# [EXCERPTED PASSAGE]
Re: [PATCH 64/67] iommu/amd: KVM: SVM: Allow KVM to control need for GA log interrupts
From: Joao Martins
Date: Wed Apr 09 2025 - 07:57:03 EST
On 04/04/2025 20:39, Sean Christopherson wrote:
> Add plumbing to the AMD IOMMU driver to allow KVM to control whether or
> not an IRTE is configured to generate GA log interrupts. KVM only needs a
> notification if the target vCPU is blocking, so the vCPU can be awakened.
> If a vCPU is preempted or exits to userspace, KVM clears is_run, but will
> set the vCPU back to running when userspace does KVM_RUN and/or the vCPU
> task is scheduled back in, i.e. KVM doesn't need a notification.
>
> Unconditionally pass "true" in all KVM paths to isolate the IOMMU changes
> from the KVM changes insofar as possible.
>
> Opportunistically swap the ordering of parameters for amd_iommu_update_ga()
> so that the match amd_iommu_activate_guest_mode().
Unfortunately I think this patch and the next one might be riding on the
assumption that amd_iommu_update_ga() is always cheap :( -- see below.
I didn't spot anything else flawed in the series though, just this one. I would
suggest holding off on this and the next one, while progressing with the rest of
the series.
> diff --git a/drivers/iommu/amd/iommu.c b/drivers/iommu/amd/iommu.c
> index 2e016b98fa1b..27b03e718980 100644
> --- a/drivers/iommu/amd/iommu.c
> +++ b/drivers/iommu/amd/iommu.c
> -static void __amd_iommu_update_ga(struct irte_ga *entry, int cpu)
> +static void __amd_iommu_update_ga(struct irte_ga *entry, int cpu,
> + bool ga_log_intr)
> {
> if (cpu >= 0) {
> entry->lo.fields_vapic.destination =
> @@ -3783,12 +3784,14 @@ static void __amd_iommu_update_ga(struct irte_ga *entry, int cpu)
> entry->hi.fields.destination =
> APICID_TO_IRTE_DEST_HI(cpu);
> entry->lo.fields_vapic.is_run = true;
> + entry->lo.fields_vapic.ga_log_intr = false;
> } else {
> entry->lo.fields_vapic.is_run = false;
> + entry->lo.fields_vapic.ga_log_intr = ga_log_intr;
> }
> }
>
isRun, Destination and GATag are not cached. Quoting the update from a few years
back (page 93 of IOMMU spec dated Feb 2025):
| When virtual interrupts are enabled by setting MMIO Offset 0018h[GAEn] and
| IRTE[GuestMode=1], IRTE[IsRun], IRTE[Destination], and if present IRTE[GATag],
| are not cached by the IOMMU. Modifications to these fields do not require an
| invalidation of the Interrupt Remapping Table.
This is the reason we were able to get rid of the IOMMU invalidation in
amd_iommu_update_ga() ... which sped up vmexit/vmenter flow with iommu avic.
Besides the lock contention that was observed at the time, we were seeing stalls
in this path with enough vCPUs IIRC; CCing Alejandro to keep me honest.

# [PROVIDED INFORMATION]
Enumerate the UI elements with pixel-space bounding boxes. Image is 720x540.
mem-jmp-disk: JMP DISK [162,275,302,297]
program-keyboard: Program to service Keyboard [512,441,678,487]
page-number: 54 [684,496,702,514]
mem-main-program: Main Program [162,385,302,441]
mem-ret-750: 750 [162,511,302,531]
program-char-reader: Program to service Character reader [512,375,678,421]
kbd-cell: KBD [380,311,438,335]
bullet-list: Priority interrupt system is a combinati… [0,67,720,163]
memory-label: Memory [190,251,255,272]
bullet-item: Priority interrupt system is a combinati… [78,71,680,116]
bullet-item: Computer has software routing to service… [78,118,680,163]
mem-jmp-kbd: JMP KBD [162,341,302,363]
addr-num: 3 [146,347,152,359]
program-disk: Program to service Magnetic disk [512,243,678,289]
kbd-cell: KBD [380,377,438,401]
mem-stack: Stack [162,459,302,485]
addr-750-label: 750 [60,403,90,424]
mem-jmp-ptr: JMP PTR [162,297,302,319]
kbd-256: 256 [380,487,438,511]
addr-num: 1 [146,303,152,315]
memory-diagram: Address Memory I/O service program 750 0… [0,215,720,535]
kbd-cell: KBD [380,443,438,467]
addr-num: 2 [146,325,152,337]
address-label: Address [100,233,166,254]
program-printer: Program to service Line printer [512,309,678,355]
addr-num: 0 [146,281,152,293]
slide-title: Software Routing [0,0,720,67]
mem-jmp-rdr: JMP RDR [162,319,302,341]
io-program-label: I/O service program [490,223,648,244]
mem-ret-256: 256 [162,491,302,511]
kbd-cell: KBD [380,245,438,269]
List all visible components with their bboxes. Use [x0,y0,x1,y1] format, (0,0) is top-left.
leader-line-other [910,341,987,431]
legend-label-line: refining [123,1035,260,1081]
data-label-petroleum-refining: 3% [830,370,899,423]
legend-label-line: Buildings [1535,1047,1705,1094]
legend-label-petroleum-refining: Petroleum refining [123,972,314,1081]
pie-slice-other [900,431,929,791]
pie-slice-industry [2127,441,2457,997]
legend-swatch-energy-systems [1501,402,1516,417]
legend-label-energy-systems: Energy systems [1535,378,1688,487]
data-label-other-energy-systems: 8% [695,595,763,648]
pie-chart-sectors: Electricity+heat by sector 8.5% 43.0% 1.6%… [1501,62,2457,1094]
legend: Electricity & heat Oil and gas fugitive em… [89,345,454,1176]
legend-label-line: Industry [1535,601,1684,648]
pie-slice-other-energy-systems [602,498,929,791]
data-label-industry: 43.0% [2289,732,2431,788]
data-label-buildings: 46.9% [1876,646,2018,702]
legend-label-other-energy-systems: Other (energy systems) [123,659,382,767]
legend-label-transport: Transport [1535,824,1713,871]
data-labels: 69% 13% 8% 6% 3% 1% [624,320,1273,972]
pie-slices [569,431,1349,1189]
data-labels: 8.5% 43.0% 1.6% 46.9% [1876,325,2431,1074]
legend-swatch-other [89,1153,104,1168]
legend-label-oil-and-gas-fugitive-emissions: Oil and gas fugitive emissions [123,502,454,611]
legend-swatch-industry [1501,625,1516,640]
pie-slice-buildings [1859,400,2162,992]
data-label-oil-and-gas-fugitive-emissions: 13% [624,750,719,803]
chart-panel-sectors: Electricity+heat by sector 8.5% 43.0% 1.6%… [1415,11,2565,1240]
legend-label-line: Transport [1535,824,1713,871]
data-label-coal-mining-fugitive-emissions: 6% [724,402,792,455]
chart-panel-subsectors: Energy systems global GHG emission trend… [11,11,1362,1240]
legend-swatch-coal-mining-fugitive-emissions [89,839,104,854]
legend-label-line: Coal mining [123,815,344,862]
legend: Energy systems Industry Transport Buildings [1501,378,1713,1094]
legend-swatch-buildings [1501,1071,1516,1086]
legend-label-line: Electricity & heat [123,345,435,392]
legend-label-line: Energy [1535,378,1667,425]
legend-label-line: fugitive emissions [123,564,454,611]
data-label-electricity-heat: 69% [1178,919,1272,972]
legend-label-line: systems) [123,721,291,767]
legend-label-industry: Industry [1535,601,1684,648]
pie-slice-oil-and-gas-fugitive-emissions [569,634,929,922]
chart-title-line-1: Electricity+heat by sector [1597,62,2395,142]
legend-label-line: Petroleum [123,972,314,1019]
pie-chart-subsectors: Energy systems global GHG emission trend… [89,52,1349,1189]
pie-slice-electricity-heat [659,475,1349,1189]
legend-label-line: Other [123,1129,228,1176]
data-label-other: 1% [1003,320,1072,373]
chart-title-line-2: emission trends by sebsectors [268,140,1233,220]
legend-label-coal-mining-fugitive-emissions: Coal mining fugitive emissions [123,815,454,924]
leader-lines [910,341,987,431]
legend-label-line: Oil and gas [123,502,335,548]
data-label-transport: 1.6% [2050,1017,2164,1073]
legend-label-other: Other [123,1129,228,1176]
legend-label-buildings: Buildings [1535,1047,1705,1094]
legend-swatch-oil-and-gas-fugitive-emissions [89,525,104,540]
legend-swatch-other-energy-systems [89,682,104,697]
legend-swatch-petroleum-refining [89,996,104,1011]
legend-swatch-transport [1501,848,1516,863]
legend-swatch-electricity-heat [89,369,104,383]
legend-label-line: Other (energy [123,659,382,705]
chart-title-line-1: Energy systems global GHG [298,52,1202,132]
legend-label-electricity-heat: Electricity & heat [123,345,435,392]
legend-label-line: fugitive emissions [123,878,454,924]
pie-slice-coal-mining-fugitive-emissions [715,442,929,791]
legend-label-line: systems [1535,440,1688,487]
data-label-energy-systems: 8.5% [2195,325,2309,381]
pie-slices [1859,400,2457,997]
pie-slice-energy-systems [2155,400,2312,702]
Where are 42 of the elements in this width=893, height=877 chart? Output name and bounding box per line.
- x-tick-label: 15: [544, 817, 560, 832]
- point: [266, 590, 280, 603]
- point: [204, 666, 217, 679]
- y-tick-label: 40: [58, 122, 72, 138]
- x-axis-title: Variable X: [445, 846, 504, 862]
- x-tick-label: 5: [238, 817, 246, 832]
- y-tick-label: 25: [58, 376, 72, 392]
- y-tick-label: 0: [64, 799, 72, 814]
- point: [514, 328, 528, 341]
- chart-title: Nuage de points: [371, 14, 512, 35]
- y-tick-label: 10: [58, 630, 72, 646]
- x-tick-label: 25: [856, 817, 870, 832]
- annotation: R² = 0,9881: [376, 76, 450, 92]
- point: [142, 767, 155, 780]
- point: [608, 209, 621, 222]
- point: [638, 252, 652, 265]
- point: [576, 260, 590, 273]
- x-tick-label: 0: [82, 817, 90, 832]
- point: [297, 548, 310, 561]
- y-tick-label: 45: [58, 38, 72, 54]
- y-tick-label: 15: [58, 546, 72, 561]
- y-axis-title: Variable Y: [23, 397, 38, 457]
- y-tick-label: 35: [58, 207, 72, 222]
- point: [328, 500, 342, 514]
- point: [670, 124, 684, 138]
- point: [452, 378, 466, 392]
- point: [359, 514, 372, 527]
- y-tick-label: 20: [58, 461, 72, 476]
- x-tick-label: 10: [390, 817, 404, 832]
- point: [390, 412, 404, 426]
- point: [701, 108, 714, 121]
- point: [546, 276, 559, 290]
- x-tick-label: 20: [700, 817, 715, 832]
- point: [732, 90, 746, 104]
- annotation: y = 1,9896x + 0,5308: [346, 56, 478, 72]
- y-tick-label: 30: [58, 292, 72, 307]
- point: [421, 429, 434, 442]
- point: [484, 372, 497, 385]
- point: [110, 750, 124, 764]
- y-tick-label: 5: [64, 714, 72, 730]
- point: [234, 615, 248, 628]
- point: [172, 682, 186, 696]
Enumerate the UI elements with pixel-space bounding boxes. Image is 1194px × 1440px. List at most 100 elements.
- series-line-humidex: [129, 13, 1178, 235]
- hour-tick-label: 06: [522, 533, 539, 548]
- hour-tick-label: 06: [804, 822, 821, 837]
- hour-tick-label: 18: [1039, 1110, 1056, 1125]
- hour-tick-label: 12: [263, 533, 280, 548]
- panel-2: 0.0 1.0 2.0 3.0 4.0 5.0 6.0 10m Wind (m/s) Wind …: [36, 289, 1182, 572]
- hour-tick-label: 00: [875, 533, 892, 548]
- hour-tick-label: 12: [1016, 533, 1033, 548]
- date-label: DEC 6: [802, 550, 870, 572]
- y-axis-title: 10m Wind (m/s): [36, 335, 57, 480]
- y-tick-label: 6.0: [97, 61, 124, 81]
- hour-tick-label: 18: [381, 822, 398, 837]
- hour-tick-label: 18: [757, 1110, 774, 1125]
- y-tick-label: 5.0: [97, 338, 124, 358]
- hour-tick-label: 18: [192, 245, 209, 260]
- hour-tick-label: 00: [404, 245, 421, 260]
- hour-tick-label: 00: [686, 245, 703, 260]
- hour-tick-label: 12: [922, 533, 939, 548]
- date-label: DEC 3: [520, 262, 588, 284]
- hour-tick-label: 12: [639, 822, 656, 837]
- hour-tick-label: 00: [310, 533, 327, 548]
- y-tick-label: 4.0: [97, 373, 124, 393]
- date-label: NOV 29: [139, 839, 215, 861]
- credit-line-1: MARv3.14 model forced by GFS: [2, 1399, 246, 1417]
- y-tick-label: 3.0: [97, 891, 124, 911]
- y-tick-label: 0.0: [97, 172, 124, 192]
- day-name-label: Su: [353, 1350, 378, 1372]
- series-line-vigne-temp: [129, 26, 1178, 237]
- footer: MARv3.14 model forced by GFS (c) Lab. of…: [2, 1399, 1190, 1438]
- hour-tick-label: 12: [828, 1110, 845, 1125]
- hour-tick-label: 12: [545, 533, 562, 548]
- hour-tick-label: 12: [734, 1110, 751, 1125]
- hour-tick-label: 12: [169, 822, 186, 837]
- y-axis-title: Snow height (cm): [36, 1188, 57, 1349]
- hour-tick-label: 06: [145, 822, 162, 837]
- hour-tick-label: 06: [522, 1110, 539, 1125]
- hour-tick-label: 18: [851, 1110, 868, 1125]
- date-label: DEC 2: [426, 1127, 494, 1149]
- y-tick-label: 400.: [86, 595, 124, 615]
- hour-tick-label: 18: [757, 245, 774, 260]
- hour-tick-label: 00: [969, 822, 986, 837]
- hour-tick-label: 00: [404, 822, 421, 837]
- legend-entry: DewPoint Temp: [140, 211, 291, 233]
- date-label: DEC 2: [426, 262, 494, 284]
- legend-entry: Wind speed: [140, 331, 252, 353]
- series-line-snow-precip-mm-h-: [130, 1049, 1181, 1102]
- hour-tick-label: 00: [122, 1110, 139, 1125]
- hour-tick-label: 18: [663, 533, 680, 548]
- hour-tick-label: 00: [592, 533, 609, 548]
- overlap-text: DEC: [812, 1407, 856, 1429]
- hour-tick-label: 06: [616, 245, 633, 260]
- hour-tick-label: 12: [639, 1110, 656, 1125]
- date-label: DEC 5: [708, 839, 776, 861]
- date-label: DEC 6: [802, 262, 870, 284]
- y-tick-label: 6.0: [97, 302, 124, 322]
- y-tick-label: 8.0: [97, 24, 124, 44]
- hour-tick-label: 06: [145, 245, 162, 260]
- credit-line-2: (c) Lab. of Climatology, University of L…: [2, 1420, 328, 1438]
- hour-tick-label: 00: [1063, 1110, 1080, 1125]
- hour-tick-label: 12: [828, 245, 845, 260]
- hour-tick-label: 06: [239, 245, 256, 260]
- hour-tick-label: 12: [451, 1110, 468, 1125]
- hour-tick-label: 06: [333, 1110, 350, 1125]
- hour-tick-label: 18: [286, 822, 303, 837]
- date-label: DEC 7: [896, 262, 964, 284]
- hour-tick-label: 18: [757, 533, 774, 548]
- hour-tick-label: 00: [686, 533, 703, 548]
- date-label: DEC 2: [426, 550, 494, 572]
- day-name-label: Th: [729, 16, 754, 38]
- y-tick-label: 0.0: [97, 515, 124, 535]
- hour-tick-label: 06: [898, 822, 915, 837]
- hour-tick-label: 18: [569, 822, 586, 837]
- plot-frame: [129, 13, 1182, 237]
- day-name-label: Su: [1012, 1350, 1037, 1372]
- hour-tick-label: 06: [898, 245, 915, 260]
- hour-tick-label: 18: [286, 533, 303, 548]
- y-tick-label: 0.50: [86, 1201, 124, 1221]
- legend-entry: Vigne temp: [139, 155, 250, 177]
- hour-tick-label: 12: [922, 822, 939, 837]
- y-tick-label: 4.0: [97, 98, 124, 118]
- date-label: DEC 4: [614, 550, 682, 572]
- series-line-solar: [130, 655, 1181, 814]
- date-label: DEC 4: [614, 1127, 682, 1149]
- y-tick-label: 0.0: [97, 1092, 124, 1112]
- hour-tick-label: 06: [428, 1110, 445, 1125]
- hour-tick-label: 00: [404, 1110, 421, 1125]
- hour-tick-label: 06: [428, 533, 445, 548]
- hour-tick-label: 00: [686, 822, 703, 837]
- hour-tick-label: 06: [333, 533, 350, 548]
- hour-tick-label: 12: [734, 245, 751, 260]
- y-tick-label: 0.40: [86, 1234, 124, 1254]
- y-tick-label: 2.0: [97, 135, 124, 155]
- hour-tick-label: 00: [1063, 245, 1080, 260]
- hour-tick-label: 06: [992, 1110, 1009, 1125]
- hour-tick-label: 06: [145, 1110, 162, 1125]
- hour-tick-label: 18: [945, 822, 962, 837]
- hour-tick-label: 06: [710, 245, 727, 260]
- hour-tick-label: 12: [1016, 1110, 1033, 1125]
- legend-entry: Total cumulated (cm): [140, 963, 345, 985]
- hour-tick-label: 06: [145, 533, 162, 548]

# [TASK REQUIREMENTS]
According to the patch review, why was it possible to remove the IOMMU invalidation from amd_iommu_update_ga()? Answer in one to three sentences.

# [FINISHED TASK]
When virtual interrupts are enabled with GAEn set and IRTE[GuestMode=1], the IOMMU does not cache IRTE[IsRun], IRTE[Destination], or IRTE[GATag] if present. Changing these fields therefore does not require invalidating the Interrupt Remapping Table.